REQUIRED TASK » Return each line of the listing that contains the string "label".

MATERIAL SHOWN »

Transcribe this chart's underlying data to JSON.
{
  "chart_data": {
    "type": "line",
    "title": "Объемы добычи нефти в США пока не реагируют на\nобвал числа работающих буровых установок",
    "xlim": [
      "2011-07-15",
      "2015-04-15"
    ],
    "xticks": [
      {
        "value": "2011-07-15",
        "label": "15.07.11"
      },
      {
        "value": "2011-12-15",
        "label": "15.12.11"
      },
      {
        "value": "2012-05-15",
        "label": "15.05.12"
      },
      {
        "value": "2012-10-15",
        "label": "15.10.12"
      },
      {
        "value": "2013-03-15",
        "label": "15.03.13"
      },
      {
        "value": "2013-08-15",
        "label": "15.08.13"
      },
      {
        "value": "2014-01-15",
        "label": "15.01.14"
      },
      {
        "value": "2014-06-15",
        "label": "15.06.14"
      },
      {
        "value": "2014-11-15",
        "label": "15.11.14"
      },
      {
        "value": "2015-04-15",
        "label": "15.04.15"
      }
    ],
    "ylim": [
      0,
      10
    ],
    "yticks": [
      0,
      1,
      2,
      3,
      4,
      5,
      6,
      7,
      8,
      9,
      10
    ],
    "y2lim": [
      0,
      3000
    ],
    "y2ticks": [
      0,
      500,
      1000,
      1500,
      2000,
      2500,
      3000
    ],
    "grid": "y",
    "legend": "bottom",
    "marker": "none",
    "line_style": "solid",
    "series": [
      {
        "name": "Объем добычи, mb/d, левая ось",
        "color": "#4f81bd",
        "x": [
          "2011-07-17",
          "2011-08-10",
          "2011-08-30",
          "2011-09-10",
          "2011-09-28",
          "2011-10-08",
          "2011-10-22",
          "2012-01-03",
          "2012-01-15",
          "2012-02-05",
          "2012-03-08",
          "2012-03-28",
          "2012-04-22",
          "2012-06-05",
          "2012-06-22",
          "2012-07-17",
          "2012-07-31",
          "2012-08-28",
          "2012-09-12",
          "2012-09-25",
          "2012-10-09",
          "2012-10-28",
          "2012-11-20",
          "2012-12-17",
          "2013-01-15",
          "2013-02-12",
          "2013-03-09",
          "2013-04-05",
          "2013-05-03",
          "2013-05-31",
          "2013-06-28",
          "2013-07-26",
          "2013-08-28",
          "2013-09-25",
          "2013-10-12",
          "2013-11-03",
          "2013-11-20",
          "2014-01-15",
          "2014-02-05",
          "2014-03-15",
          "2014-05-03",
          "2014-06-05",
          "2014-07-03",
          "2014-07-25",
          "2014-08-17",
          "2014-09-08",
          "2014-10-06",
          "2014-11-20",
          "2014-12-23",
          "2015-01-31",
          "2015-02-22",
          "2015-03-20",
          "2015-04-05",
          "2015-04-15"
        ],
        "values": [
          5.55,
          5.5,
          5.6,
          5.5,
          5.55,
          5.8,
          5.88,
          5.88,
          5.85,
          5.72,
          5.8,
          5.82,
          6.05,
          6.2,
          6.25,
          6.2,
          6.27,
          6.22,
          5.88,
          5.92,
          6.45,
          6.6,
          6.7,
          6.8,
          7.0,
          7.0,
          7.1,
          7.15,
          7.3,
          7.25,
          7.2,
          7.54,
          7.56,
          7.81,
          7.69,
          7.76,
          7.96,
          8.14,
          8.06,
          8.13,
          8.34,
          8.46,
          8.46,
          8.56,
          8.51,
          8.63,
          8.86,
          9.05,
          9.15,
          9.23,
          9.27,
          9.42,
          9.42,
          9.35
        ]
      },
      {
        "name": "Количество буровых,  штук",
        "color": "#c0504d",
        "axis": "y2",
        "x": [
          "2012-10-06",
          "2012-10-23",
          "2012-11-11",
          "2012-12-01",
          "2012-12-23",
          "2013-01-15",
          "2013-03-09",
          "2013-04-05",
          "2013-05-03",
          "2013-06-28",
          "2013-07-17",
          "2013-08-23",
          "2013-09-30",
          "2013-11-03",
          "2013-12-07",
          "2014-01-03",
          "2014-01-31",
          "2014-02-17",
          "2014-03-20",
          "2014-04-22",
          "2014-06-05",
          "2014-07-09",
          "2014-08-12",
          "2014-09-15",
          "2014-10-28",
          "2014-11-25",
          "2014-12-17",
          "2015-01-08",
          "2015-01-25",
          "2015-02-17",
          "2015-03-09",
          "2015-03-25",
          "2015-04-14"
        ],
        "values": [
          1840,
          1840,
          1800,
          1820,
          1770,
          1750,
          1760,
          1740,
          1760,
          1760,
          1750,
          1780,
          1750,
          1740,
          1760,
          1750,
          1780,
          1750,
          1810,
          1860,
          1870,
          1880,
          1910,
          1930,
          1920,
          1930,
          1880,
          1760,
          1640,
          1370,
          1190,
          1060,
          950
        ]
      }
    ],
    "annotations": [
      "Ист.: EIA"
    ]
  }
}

ANSWER TO THE PROBLEM »
        "label": "15.07.11"
        "label": "15.12.11"
        "label": "15.05.12"
        "label": "15.10.12"
        "label": "15.03.13"
        "label": "15.08.13"
        "label": "15.01.14"
        "label": "15.06.14"
        "label": "15.11.14"
        "label": "15.04.15"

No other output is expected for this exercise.